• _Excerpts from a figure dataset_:
____________________

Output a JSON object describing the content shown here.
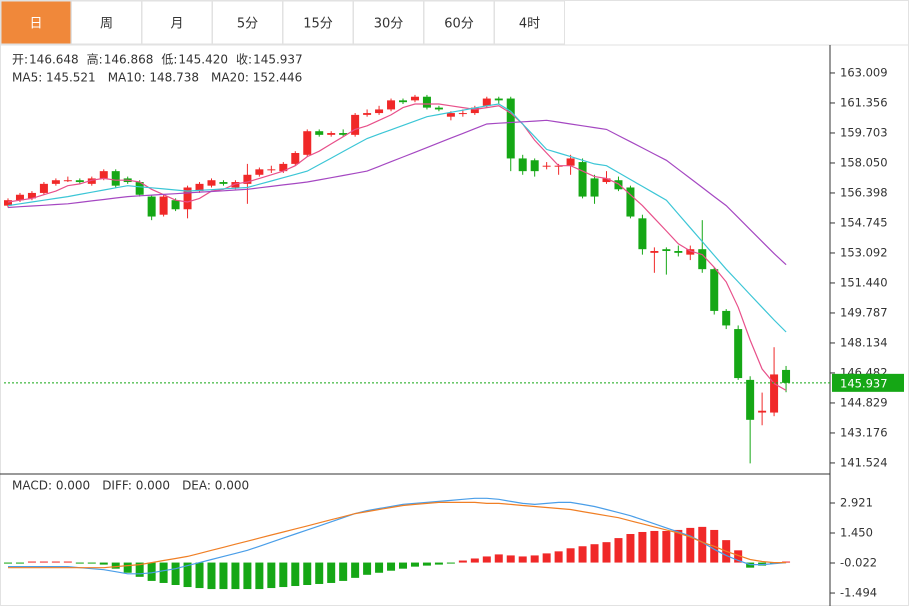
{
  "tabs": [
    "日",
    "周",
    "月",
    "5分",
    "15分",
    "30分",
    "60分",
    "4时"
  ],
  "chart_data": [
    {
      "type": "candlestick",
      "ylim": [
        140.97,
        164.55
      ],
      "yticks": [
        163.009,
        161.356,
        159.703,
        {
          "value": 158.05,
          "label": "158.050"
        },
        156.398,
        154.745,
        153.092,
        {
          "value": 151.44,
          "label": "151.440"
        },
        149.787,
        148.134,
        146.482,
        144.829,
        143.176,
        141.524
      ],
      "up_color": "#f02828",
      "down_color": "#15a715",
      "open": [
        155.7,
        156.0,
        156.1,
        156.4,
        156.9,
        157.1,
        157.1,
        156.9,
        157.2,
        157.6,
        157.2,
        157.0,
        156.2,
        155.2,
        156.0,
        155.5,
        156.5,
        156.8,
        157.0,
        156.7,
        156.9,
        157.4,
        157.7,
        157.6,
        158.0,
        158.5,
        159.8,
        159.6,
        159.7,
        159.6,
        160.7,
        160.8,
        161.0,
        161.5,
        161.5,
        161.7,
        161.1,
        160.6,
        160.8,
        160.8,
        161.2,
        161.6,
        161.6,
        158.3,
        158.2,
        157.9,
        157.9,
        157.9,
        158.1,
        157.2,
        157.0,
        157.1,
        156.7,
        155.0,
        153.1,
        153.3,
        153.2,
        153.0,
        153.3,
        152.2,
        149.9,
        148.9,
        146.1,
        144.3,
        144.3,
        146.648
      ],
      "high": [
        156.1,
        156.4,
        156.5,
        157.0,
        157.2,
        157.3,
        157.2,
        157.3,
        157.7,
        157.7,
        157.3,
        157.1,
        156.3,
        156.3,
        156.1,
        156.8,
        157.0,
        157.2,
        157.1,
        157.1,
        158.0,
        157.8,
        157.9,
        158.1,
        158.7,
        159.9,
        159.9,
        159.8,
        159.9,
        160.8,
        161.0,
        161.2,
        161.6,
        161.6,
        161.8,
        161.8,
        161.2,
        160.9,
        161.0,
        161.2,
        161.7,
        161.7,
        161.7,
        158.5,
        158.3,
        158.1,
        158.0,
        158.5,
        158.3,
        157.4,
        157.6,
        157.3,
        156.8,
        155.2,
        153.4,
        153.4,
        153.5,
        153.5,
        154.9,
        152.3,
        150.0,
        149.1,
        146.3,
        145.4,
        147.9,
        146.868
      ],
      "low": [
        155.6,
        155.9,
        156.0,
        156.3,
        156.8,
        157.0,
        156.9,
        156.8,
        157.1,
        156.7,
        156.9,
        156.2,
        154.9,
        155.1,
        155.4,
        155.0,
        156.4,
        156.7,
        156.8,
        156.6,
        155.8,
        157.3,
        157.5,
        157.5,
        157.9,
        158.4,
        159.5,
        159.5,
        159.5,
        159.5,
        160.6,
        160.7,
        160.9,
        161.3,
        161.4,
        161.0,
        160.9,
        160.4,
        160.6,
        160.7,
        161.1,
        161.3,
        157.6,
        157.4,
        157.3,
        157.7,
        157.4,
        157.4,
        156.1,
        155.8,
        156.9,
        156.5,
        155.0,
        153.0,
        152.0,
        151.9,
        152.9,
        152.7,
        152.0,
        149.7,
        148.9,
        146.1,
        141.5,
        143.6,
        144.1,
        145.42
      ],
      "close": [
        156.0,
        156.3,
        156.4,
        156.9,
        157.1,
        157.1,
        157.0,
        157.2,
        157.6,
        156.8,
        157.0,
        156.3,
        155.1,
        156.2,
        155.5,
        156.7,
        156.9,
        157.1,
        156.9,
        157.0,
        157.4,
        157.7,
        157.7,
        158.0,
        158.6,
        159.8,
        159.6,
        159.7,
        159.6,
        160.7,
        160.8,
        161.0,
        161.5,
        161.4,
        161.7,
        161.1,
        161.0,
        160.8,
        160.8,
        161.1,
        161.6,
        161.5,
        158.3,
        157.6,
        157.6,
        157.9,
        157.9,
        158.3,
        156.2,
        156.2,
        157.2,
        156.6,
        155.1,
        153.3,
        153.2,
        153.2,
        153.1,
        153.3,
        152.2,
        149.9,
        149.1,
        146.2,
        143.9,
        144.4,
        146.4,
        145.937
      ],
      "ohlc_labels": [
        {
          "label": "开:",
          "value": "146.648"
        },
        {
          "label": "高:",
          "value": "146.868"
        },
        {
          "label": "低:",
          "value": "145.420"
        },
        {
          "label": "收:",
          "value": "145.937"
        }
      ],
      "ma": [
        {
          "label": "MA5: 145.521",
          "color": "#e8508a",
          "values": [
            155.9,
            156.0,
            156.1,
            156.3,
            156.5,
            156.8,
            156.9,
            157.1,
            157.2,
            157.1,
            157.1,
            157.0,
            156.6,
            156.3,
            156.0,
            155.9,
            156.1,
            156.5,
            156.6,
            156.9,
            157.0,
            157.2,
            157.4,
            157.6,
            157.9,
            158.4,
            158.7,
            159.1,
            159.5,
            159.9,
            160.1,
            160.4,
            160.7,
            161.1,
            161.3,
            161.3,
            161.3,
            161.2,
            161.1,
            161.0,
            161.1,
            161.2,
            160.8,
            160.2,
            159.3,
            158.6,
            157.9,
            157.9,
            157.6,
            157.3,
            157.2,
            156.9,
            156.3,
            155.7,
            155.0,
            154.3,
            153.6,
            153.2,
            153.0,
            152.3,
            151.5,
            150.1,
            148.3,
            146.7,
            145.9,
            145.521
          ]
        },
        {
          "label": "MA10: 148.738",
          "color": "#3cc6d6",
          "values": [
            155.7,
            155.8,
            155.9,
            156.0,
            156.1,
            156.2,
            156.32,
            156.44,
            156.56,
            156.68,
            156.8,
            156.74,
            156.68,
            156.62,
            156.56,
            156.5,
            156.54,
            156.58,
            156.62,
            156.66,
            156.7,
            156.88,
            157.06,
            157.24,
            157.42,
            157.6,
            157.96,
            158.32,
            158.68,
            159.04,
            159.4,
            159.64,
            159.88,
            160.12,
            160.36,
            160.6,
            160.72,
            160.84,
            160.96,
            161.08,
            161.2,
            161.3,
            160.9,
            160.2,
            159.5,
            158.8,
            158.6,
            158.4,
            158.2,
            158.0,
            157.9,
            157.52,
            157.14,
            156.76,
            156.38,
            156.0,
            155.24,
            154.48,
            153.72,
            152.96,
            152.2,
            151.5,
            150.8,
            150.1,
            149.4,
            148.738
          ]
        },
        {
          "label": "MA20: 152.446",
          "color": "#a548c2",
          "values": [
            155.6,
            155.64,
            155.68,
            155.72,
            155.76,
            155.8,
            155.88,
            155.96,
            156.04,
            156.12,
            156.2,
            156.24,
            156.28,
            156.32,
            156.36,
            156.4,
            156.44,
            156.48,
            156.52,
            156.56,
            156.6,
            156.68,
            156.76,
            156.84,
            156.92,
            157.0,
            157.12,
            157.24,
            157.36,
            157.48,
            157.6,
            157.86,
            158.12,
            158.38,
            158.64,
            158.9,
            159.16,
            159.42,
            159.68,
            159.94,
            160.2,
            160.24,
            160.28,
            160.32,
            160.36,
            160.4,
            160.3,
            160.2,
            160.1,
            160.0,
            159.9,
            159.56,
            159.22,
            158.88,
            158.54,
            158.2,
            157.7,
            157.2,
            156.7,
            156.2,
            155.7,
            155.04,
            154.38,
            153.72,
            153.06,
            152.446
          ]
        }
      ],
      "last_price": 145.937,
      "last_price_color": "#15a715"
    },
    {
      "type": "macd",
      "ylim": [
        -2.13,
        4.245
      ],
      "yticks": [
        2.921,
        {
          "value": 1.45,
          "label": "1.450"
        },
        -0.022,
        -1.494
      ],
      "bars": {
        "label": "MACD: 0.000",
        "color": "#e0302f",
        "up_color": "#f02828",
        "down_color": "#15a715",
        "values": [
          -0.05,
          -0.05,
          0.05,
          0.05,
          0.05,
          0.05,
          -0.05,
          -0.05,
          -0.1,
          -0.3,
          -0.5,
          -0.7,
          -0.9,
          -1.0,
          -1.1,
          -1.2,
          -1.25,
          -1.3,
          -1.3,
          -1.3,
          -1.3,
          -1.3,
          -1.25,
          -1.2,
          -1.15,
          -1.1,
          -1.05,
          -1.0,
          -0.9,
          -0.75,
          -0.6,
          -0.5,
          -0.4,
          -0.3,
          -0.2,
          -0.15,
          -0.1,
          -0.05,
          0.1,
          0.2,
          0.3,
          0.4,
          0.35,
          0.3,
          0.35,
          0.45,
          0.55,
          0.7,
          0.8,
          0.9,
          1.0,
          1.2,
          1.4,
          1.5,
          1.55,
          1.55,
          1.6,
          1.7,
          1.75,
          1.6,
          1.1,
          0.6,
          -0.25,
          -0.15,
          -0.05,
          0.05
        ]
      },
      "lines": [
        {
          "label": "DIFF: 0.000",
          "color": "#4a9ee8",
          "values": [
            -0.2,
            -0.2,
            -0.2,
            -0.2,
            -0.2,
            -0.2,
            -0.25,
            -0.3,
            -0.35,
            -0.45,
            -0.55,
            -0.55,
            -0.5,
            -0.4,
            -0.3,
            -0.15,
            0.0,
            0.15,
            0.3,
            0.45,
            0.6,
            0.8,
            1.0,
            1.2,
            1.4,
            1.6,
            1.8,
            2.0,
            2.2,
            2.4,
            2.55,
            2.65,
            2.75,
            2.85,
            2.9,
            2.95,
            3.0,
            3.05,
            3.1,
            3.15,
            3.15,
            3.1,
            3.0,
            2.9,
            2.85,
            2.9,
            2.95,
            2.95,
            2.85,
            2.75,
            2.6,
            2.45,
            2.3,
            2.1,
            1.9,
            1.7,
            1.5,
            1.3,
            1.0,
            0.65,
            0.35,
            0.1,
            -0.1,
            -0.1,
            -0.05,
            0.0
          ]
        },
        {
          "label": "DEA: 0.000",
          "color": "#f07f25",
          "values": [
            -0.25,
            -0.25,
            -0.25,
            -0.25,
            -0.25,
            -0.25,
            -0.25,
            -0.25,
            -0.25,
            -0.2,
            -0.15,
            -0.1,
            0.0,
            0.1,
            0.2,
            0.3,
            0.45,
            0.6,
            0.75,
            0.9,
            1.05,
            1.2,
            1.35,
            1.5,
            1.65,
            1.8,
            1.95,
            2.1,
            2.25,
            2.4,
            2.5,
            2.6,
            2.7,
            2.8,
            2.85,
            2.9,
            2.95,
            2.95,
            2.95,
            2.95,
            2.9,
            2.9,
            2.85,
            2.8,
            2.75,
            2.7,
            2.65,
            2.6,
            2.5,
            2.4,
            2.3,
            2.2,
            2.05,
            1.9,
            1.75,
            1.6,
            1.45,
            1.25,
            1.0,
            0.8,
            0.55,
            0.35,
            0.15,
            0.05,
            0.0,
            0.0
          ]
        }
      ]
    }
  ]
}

____________________

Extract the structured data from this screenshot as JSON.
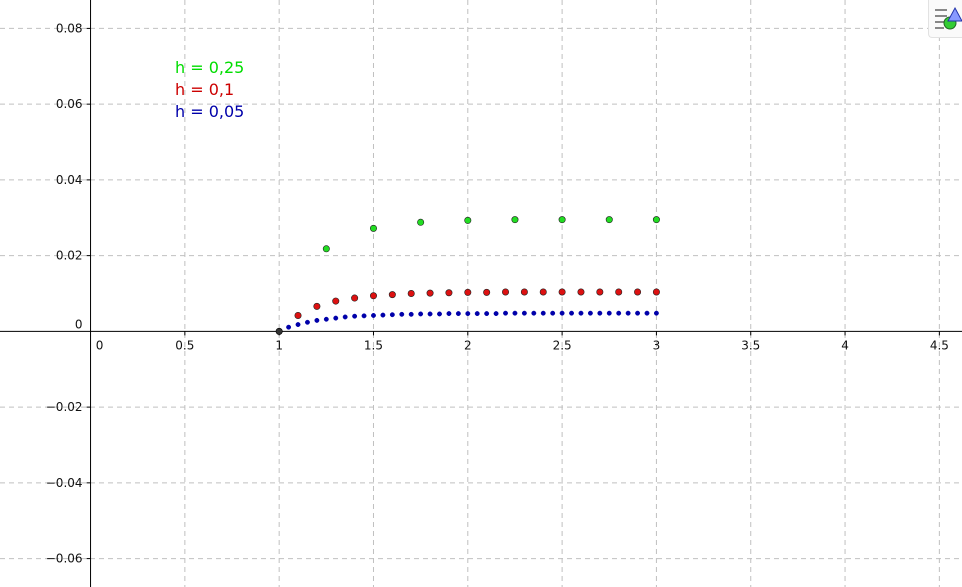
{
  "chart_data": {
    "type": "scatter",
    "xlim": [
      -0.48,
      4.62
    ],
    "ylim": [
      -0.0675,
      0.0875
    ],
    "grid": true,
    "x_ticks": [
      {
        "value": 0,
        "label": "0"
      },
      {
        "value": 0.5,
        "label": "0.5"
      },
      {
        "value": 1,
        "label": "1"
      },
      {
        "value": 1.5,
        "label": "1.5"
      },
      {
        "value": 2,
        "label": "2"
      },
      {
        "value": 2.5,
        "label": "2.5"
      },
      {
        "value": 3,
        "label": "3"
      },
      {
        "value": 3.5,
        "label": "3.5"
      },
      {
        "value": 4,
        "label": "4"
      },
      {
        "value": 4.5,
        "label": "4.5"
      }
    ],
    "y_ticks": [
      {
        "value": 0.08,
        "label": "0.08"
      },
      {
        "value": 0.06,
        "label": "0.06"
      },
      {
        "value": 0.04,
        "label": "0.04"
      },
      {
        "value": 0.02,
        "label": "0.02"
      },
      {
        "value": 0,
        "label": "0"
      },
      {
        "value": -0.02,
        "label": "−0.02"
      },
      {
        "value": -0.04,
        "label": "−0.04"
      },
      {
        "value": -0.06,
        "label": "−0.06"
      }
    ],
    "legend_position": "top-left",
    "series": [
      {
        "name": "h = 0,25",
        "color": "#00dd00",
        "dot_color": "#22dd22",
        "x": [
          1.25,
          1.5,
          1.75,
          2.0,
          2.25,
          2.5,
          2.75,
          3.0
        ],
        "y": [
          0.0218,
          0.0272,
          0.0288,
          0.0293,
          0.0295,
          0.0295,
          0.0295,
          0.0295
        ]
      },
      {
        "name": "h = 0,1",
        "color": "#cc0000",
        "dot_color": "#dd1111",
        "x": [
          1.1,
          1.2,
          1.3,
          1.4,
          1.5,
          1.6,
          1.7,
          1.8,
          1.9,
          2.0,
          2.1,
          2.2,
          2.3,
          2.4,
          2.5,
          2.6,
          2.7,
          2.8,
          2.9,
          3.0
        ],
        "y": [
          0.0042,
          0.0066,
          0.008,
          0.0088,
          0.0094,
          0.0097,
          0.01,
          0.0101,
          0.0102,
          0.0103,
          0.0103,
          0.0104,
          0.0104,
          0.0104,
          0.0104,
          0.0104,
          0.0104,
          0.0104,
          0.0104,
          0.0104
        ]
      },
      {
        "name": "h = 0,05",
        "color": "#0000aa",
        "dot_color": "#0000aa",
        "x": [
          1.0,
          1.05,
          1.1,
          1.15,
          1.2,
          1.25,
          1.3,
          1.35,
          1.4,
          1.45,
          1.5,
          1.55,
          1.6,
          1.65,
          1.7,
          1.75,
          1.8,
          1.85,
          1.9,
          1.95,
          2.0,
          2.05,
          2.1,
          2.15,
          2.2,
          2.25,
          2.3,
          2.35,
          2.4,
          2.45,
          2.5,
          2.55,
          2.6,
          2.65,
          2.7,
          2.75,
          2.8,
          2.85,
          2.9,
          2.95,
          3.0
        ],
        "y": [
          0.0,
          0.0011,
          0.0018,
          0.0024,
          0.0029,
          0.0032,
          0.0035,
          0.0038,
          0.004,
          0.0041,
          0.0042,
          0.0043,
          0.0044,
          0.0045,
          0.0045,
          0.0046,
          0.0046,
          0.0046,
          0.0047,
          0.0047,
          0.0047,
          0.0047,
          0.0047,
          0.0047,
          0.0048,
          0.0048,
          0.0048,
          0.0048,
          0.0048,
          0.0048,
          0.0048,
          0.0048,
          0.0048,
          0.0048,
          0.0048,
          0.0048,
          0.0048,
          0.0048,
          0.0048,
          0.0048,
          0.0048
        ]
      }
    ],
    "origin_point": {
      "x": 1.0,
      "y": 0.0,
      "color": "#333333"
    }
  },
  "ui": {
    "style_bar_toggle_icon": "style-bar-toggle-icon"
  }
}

____________________

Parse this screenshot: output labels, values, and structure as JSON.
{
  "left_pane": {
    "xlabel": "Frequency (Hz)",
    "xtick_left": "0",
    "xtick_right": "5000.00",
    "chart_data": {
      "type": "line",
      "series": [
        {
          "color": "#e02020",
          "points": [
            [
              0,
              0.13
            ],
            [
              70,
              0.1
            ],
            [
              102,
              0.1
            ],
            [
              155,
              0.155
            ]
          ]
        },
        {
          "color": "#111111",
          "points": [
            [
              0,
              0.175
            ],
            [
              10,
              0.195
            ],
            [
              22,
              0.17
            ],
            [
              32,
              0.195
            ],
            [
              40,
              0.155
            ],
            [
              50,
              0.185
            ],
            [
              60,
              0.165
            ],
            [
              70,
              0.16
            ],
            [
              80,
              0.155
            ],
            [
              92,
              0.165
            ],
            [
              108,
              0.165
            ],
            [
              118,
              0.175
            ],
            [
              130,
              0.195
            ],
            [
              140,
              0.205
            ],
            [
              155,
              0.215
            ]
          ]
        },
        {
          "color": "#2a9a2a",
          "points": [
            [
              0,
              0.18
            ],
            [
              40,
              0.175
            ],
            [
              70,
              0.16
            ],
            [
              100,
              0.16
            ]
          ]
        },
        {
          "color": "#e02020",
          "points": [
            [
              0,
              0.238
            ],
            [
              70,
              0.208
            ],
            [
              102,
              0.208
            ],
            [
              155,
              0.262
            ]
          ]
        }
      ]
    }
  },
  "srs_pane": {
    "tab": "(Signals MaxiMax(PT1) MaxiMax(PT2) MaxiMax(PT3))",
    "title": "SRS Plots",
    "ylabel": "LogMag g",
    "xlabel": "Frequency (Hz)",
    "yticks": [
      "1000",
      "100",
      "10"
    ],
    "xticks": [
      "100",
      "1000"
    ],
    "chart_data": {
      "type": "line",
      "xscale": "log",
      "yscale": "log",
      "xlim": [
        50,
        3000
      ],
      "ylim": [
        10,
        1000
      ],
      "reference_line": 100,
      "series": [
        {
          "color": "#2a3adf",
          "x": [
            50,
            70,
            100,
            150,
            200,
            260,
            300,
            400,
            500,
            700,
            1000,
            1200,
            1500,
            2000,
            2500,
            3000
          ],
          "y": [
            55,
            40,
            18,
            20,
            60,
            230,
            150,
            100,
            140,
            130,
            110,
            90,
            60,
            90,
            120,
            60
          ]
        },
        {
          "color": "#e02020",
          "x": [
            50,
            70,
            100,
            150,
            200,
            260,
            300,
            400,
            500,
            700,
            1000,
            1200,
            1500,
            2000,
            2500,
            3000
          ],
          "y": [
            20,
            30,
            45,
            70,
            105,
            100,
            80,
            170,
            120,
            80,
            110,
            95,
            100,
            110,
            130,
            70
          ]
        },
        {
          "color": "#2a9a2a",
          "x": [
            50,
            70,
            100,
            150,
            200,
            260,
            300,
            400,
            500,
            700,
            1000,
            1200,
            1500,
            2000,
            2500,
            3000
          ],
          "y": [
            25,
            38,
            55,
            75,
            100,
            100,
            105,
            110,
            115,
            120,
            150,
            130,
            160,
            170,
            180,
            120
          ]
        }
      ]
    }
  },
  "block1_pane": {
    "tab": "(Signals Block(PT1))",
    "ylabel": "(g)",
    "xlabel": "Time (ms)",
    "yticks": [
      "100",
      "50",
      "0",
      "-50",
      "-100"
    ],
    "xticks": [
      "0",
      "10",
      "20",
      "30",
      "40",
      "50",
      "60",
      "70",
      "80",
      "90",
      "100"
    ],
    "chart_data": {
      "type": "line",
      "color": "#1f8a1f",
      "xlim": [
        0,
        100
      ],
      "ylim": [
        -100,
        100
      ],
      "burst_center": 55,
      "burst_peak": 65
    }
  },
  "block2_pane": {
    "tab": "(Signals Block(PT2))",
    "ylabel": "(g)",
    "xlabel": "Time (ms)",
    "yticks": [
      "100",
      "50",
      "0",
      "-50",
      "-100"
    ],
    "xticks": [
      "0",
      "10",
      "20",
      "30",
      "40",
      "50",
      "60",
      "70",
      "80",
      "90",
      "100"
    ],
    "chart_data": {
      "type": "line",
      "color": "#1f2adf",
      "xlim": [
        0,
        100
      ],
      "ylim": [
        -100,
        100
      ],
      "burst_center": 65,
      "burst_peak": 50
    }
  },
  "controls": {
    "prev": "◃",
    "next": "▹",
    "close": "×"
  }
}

____________________

• _Given exercise_: Find the lines holding "this" and list every one.

• _Response to the task_:
Extract the structured data from this screenshot as JSON.
Parse this screenshot: output labels, values, and structure as JSON.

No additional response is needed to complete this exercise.